What you will do » Echo the lines below verbatim, starting at the line containing "Patent image size: (574, 550)." and ending after the line containing "The first filter 37 is at (173, 410).".

Exercise materials »
....................

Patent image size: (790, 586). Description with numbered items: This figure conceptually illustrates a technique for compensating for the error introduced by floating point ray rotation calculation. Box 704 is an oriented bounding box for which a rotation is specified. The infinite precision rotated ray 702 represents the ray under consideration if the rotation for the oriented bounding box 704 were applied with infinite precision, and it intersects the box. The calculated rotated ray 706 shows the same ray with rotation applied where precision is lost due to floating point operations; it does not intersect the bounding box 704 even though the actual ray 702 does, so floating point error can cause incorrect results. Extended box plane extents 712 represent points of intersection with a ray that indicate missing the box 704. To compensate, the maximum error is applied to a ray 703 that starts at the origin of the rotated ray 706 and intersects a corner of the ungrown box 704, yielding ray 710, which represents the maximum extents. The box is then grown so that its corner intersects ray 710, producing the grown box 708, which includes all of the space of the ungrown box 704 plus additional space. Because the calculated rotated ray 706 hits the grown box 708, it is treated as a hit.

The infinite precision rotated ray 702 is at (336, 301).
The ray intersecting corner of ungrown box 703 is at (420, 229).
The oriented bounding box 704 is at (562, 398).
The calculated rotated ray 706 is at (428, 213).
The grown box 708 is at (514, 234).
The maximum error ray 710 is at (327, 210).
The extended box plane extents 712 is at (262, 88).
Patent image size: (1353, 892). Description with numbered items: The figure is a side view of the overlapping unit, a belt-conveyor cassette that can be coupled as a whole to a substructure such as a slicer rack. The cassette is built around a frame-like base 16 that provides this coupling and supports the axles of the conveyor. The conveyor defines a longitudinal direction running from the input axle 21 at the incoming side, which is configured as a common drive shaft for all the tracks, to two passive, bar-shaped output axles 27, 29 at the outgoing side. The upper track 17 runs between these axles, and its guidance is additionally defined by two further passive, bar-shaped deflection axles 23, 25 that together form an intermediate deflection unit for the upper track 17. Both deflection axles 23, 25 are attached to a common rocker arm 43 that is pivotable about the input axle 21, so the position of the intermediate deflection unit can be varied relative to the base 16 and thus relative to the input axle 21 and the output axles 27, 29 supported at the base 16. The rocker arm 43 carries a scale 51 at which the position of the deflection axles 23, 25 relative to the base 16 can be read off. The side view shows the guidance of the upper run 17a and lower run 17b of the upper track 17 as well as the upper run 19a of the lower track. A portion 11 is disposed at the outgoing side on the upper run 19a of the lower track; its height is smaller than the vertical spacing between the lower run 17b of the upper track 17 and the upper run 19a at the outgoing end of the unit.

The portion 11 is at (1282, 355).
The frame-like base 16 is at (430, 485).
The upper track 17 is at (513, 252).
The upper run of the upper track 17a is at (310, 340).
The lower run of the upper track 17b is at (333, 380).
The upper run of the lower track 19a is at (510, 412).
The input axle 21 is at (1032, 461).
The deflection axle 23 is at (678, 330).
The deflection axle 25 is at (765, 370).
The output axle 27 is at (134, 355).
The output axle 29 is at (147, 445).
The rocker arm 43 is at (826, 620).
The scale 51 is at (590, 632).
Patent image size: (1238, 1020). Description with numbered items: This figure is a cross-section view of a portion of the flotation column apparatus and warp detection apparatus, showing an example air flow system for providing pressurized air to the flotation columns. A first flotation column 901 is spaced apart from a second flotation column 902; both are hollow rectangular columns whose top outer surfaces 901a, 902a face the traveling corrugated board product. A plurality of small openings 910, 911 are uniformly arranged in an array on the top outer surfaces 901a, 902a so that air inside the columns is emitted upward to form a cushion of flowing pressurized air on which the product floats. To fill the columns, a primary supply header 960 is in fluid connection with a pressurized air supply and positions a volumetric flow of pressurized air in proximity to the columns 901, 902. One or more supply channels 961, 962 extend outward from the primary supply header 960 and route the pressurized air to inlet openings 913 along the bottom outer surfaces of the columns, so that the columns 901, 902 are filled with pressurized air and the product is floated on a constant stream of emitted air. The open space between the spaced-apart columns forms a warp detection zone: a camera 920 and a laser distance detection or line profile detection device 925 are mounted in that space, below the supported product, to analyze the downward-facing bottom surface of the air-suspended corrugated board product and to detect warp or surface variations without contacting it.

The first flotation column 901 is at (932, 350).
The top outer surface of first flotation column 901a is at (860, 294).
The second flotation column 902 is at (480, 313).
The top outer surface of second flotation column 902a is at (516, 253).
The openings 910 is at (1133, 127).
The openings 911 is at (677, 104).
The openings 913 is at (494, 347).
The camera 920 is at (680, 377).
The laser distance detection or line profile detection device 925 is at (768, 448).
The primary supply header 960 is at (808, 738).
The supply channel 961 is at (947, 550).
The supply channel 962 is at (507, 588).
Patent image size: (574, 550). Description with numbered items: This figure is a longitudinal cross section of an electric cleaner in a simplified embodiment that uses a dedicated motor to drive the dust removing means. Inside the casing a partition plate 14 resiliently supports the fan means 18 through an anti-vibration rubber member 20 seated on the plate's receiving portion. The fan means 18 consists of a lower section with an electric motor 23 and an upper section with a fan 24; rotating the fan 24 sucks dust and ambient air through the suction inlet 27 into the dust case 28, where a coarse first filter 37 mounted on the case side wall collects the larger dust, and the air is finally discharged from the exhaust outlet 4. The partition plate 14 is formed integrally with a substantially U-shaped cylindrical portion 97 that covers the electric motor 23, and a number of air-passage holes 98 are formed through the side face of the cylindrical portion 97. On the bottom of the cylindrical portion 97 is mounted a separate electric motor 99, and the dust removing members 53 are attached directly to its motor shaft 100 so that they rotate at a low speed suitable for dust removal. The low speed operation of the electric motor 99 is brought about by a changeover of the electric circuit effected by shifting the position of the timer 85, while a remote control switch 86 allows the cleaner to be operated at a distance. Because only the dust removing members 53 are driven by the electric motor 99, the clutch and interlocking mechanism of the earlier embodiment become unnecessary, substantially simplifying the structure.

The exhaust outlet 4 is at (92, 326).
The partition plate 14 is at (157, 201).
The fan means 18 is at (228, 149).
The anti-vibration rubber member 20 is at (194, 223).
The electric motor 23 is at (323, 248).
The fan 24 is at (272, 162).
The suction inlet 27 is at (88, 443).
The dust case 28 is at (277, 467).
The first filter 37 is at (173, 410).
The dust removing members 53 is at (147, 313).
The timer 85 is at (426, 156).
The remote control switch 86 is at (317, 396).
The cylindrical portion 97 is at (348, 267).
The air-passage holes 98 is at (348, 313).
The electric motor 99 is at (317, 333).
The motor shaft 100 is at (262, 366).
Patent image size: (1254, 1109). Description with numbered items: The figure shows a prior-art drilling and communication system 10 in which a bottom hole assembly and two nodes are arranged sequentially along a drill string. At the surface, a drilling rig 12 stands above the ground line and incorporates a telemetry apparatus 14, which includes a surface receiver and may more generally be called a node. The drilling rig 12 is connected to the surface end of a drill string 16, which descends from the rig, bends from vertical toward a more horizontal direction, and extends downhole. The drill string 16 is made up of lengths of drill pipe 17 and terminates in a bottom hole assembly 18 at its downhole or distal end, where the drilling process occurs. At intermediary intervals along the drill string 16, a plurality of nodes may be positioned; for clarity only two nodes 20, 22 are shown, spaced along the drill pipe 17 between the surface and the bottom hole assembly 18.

....................

Answer to this exercise »
Patent image size: (574, 550). Description with numbered items: This figure is a longitudinal cross section of an electric cleaner in a simplified embodiment that uses a dedicated motor to drive the dust removing means. Inside the casing a partition plate 14 resiliently supports the fan means 18 through an anti-vibration rubber member 20 seated on the plate's receiving portion. The fan means 18 consists of a lower section with an electric motor 23 and an upper section with a fan 24; rotating the fan 24 sucks dust and ambient air through the suction inlet 27 into the dust case 28, where a coarse first filter 37 mounted on the case side wall collects the larger dust, and the air is finally discharged from the exhaust outlet 4. The partition plate 14 is formed integrally with a substantially U-shaped cylindrical portion 97 that covers the electric motor 23, and a number of air-passage holes 98 are formed through the side face of the cylindrical portion 97. On the bottom of the cylindrical portion 97 is mounted a separate electric motor 99, and the dust removing members 53 are attached directly to its motor shaft 100 so that they rotate at a low speed suitable for dust removal. The low speed operation of the electric motor 99 is brought about by a changeover of the electric circuit effected by shifting the position of the timer 85, while a remote control switch 86 allows the cleaner to be operated at a distance. Because only the dust removing members 53 are driven by the electric motor 99, the clutch and interlocking mechanism of the earlier embodiment become unnecessary, substantially simplifying the structure.

The exhaust outlet 4 is at (92, 326).
The partition plate 14 is at (157, 201).
The fan means 18 is at (228, 149).
The anti-vibration rubber member 20 is at (194, 223).
The electric motor 23 is at (323, 248).
The fan 24 is at (272, 162).
The suction inlet 27 is at (88, 443).
The dust case 28 is at (277, 467).
The first filter 37 is at (173, 410).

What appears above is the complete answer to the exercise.